**Exercise aim:** Reproduce every line of the records below word for word, leaving out the pictures.

**The records:**
##############################

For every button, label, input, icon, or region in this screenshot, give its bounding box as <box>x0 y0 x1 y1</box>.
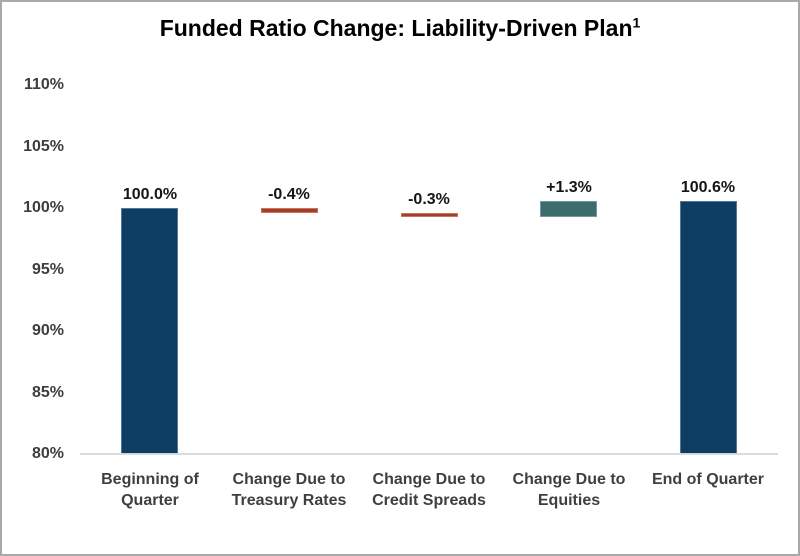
y-axis-tick-label-105: 105% <box>23 137 64 155</box>
waterfall-bar-beginning-of-quarter <box>121 208 178 454</box>
y-axis-tick-label-85: 85% <box>31 383 64 401</box>
x-axis-label-change-due-to-credit-spreads: Change Due to Credit Spreads <box>372 471 486 509</box>
chart-title-text: Funded Ratio Change: Liability-Driven Pl… <box>159 15 633 41</box>
waterfall-bar-change-due-to-equities <box>540 201 597 217</box>
x-axis-label-change-due-to-treasury-rates: Change Due to Treasury Rates <box>231 471 347 509</box>
y-axis-tick-label-110: 110% <box>23 76 64 93</box>
x-axis-line <box>80 452 778 455</box>
x-axis-label-end-of-quarter: End of Quarter <box>651 471 764 488</box>
chart-title: Funded Ratio Change: Liability-Driven Pl… <box>2 15 798 42</box>
chart-title-footnote-superscript: 1 <box>632 14 641 31</box>
y-axis-tick-label-90: 90% <box>31 322 64 339</box>
waterfall-bar-change-due-to-credit-spreads <box>401 213 458 217</box>
bar-value-label-change-due-to-equities: +1.3% <box>546 179 592 196</box>
y-axis-tick-label-95: 95% <box>31 260 64 278</box>
bar-value-label-change-due-to-treasury-rates: -0.4% <box>268 186 310 203</box>
x-axis-label-beginning-of-quarter: Beginning of Quarter <box>101 471 199 509</box>
bar-value-label-change-due-to-credit-spreads: -0.3% <box>408 191 450 208</box>
x-axis-label-change-due-to-equities: Change Due to Equities <box>512 471 626 509</box>
waterfall-bar-change-due-to-treasury-rates <box>261 208 318 213</box>
y-axis-tick-label-100: 100% <box>23 199 64 216</box>
y-axis-tick-label-80: 80% <box>31 445 64 462</box>
bar-value-label-beginning-of-quarter: 100.0% <box>122 186 178 203</box>
waterfall-bar-end-of-quarter <box>680 201 737 454</box>
bar-value-label-end-of-quarter: 100.6% <box>680 179 736 196</box>
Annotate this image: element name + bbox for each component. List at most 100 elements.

##############################

**Answer to the exercise:**
For every button, label, input, icon, or region in this screenshot, give its bounding box as <box>x0 y0 x1 y1</box>.
y-axis-tick-label-105: 105% <box>23 137 64 155</box>
waterfall-bar-beginning-of-quarter <box>121 208 178 454</box>
y-axis-tick-label-85: 85% <box>31 383 64 401</box>
x-axis-label-change-due-to-credit-spreads: Change Due to Credit Spreads <box>372 471 486 509</box>
chart-title-text: Funded Ratio Change: Liability-Driven Pl… <box>159 15 633 41</box>
waterfall-bar-change-due-to-equities <box>540 201 597 217</box>
x-axis-label-change-due-to-treasury-rates: Change Due to Treasury Rates <box>231 471 347 509</box>
y-axis-tick-label-110: 110% <box>23 76 64 93</box>
x-axis-line <box>80 452 778 455</box>
x-axis-label-end-of-quarter: End of Quarter <box>651 471 764 488</box>
chart-title: Funded Ratio Change: Liability-Driven Pl… <box>2 15 798 42</box>
chart-title-footnote-superscript: 1 <box>632 14 641 31</box>
y-axis-tick-label-90: 90% <box>31 322 64 339</box>
waterfall-bar-change-due-to-credit-spreads <box>401 213 458 217</box>
bar-value-label-change-due-to-equities: +1.3% <box>546 179 592 196</box>
y-axis-tick-label-95: 95% <box>31 260 64 278</box>
bar-value-label-change-due-to-treasury-rates: -0.4% <box>268 186 310 203</box>
x-axis-label-beginning-of-quarter: Beginning of Quarter <box>101 471 199 509</box>
bar-value-label-change-due-to-credit-spreads: -0.3% <box>408 191 450 208</box>
x-axis-label-change-due-to-equities: Change Due to Equities <box>512 471 626 509</box>
waterfall-bar-change-due-to-treasury-rates <box>261 208 318 213</box>
y-axis-tick-label-100: 100% <box>23 199 64 216</box>
y-axis-tick-label-80: 80% <box>31 445 64 462</box>
bar-value-label-beginning-of-quarter: 100.0% <box>122 186 178 203</box>
waterfall-bar-end-of-quarter <box>680 201 737 454</box>
bar-value-label-end-of-quarter: 100.6% <box>680 179 736 196</box>
Annotate this image: element name + bbox for each component. List at most 100 elements.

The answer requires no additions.